Requirements
Copy nothing but the text: repeat each entry exactly and drop the images.

Given information
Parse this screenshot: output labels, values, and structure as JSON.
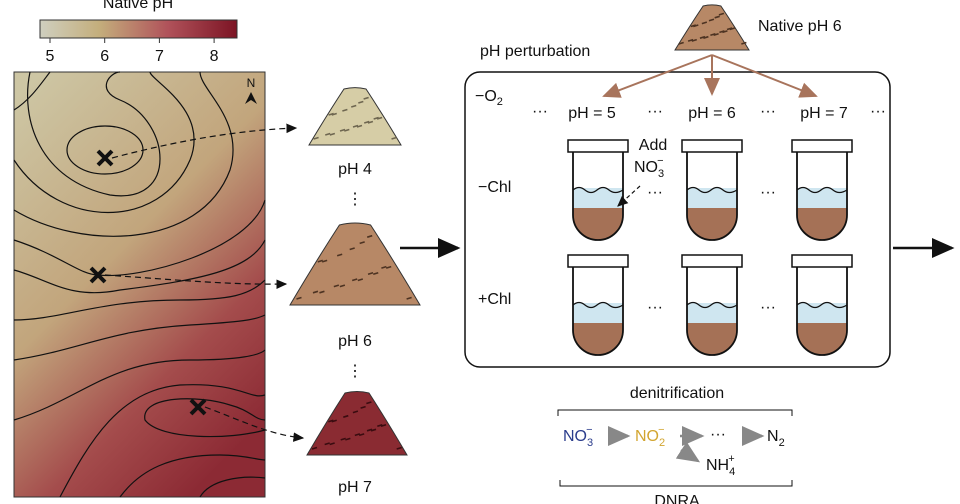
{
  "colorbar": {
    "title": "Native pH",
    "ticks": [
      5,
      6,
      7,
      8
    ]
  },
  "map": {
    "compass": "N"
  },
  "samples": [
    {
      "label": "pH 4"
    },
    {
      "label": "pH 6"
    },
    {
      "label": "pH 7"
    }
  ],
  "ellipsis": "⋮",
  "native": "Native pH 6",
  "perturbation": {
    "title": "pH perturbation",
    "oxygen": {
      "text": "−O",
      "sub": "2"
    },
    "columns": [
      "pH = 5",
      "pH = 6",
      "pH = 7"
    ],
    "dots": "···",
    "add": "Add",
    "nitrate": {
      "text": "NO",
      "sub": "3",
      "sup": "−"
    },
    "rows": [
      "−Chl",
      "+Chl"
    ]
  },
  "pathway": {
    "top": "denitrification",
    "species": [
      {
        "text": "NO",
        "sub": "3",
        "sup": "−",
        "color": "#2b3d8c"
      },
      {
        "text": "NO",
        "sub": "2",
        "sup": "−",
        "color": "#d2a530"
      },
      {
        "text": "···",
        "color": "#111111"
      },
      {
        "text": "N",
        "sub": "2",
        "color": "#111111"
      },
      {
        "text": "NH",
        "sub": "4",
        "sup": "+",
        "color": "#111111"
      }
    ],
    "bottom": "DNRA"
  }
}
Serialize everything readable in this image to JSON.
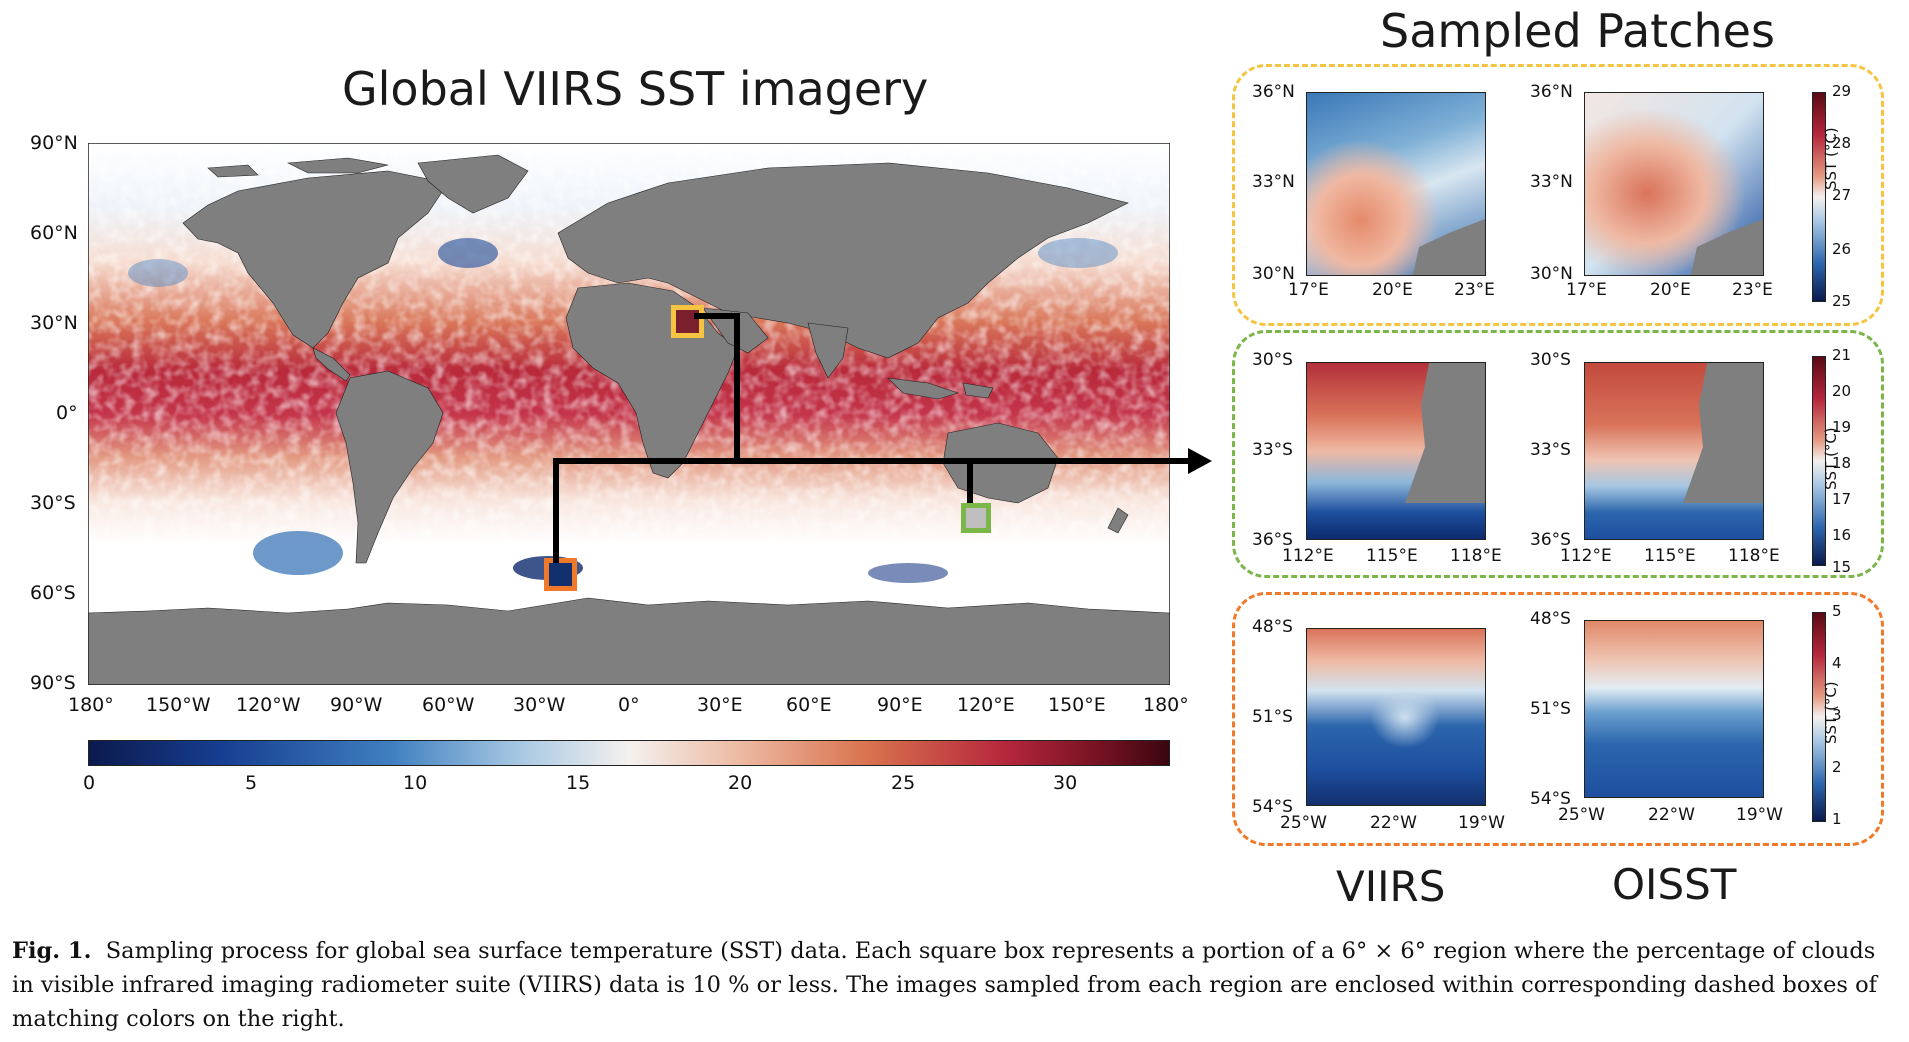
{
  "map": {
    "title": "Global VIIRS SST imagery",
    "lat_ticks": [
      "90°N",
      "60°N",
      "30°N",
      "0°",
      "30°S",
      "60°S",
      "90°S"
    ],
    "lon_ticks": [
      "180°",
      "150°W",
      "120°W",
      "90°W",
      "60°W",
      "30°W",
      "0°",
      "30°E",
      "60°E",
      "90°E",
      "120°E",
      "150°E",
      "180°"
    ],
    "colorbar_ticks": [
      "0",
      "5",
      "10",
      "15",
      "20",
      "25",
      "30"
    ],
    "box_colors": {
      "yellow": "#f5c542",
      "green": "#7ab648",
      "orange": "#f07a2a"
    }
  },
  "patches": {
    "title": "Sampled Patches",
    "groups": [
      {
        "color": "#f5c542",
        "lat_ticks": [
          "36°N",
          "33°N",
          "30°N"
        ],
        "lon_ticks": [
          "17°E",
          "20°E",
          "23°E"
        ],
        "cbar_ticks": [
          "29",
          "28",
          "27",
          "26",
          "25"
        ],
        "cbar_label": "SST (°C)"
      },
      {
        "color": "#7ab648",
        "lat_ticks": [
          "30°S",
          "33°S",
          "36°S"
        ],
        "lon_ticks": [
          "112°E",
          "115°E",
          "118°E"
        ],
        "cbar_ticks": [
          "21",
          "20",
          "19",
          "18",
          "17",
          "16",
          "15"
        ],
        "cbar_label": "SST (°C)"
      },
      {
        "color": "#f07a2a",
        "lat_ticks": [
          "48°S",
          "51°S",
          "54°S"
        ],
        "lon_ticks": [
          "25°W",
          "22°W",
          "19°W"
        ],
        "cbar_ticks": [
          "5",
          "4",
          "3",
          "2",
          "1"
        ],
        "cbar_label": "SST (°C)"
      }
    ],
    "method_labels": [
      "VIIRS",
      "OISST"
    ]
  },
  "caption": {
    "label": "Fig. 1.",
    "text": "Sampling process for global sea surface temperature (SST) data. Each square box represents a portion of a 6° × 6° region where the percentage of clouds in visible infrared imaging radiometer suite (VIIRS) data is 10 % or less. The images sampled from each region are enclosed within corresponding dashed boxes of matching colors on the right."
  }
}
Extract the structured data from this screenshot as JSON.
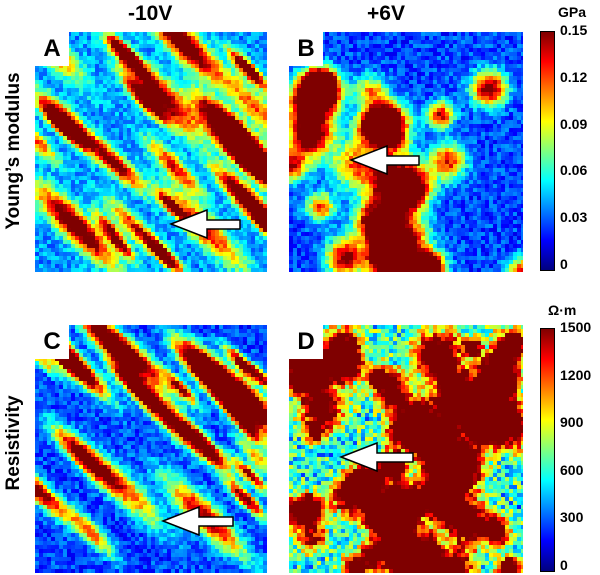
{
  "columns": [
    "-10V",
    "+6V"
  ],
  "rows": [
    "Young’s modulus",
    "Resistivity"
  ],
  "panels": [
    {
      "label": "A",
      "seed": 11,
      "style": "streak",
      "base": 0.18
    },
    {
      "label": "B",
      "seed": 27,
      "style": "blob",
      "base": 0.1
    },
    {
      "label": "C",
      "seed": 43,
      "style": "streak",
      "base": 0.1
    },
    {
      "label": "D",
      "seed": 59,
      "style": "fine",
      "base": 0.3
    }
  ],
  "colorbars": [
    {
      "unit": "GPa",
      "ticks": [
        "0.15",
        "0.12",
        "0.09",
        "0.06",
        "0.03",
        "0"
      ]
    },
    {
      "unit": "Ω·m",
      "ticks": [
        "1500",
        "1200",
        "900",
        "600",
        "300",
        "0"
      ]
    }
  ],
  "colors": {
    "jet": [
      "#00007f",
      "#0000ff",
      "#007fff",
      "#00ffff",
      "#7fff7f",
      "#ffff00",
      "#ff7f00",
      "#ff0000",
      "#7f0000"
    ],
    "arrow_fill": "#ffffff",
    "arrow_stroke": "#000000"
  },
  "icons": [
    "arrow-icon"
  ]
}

Written answer
Parse this screenshot: output labels, values, and structure as JSON.
{
  "colorbar": {
    "title": "Native pH",
    "ticks": [
      5,
      6,
      7,
      8
    ]
  },
  "map": {
    "compass": "N"
  },
  "samples": [
    {
      "label": "pH 4"
    },
    {
      "label": "pH 6"
    },
    {
      "label": "pH 7"
    }
  ],
  "ellipsis": "⋮",
  "native": "Native pH 6",
  "perturbation": {
    "title": "pH perturbation",
    "oxygen": {
      "text": "−O",
      "sub": "2"
    },
    "columns": [
      "pH = 5",
      "pH = 6",
      "pH = 7"
    ],
    "dots": "···",
    "add": "Add",
    "nitrate": {
      "text": "NO",
      "sub": "3",
      "sup": "−"
    },
    "rows": [
      "−Chl",
      "+Chl"
    ]
  },
  "pathway": {
    "top": "denitrification",
    "species": [
      {
        "text": "NO",
        "sub": "3",
        "sup": "−",
        "color": "#2b3d8c"
      },
      {
        "text": "NO",
        "sub": "2",
        "sup": "−",
        "color": "#d2a530"
      },
      {
        "text": "···",
        "color": "#111111"
      },
      {
        "text": "N",
        "sub": "2",
        "color": "#111111"
      },
      {
        "text": "NH",
        "sub": "4",
        "sup": "+",
        "color": "#111111"
      }
    ],
    "bottom": "DNRA"
  }
}
Serialize everything readable in this image to JSON.
{
  "map": {
    "title": "Global VIIRS SST imagery",
    "lat_ticks": [
      "90°N",
      "60°N",
      "30°N",
      "0°",
      "30°S",
      "60°S",
      "90°S"
    ],
    "lon_ticks": [
      "180°",
      "150°W",
      "120°W",
      "90°W",
      "60°W",
      "30°W",
      "0°",
      "30°E",
      "60°E",
      "90°E",
      "120°E",
      "150°E",
      "180°"
    ],
    "colorbar_ticks": [
      "0",
      "5",
      "10",
      "15",
      "20",
      "25",
      "30"
    ],
    "box_colors": {
      "yellow": "#f5c542",
      "green": "#7ab648",
      "orange": "#f07a2a"
    }
  },
  "patches": {
    "title": "Sampled Patches",
    "groups": [
      {
        "color": "#f5c542",
        "lat_ticks": [
          "36°N",
          "33°N",
          "30°N"
        ],
        "lon_ticks": [
          "17°E",
          "20°E",
          "23°E"
        ],
        "cbar_ticks": [
          "29",
          "28",
          "27",
          "26",
          "25"
        ],
        "cbar_label": "SST (°C)"
      },
      {
        "color": "#7ab648",
        "lat_ticks": [
          "30°S",
          "33°S",
          "36°S"
        ],
        "lon_ticks": [
          "112°E",
          "115°E",
          "118°E"
        ],
        "cbar_ticks": [
          "21",
          "20",
          "19",
          "18",
          "17",
          "16",
          "15"
        ],
        "cbar_label": "SST (°C)"
      },
      {
        "color": "#f07a2a",
        "lat_ticks": [
          "48°S",
          "51°S",
          "54°S"
        ],
        "lon_ticks": [
          "25°W",
          "22°W",
          "19°W"
        ],
        "cbar_ticks": [
          "5",
          "4",
          "3",
          "2",
          "1"
        ],
        "cbar_label": "SST (°C)"
      }
    ],
    "method_labels": [
      "VIIRS",
      "OISST"
    ]
  },
  "caption": {
    "label": "Fig. 1.",
    "text": "Sampling process for global sea surface temperature (SST) data. Each square box represents a portion of a 6° × 6° region where the percentage of clouds in visible infrared imaging radiometer suite (VIIRS) data is 10 % or less. The images sampled from each region are enclosed within corresponding dashed boxes of matching colors on the right."
  }
}
Extract the structured data from this screenshot as JSON.
{
  "columns": [
    "-10V",
    "+6V"
  ],
  "rows": [
    "Young’s modulus",
    "Resistivity"
  ],
  "panels": [
    {
      "label": "A",
      "seed": 11,
      "style": "streak",
      "base": 0.18
    },
    {
      "label": "B",
      "seed": 27,
      "style": "blob",
      "base": 0.1
    },
    {
      "label": "C",
      "seed": 43,
      "style": "streak",
      "base": 0.1
    },
    {
      "label": "D",
      "seed": 59,
      "style": "fine",
      "base": 0.3
    }
  ],
  "colorbars": [
    {
      "unit": "GPa",
      "ticks": [
        "0.15",
        "0.12",
        "0.09",
        "0.06",
        "0.03",
        "0"
      ]
    },
    {
      "unit": "Ω·m",
      "ticks": [
        "1500",
        "1200",
        "900",
        "600",
        "300",
        "0"
      ]
    }
  ],
  "colors": {
    "jet": [
      "#00007f",
      "#0000ff",
      "#007fff",
      "#00ffff",
      "#7fff7f",
      "#ffff00",
      "#ff7f00",
      "#ff0000",
      "#7f0000"
    ],
    "arrow_fill": "#ffffff",
    "arrow_stroke": "#000000"
  },
  "icons": [
    "arrow-icon"
  ]
}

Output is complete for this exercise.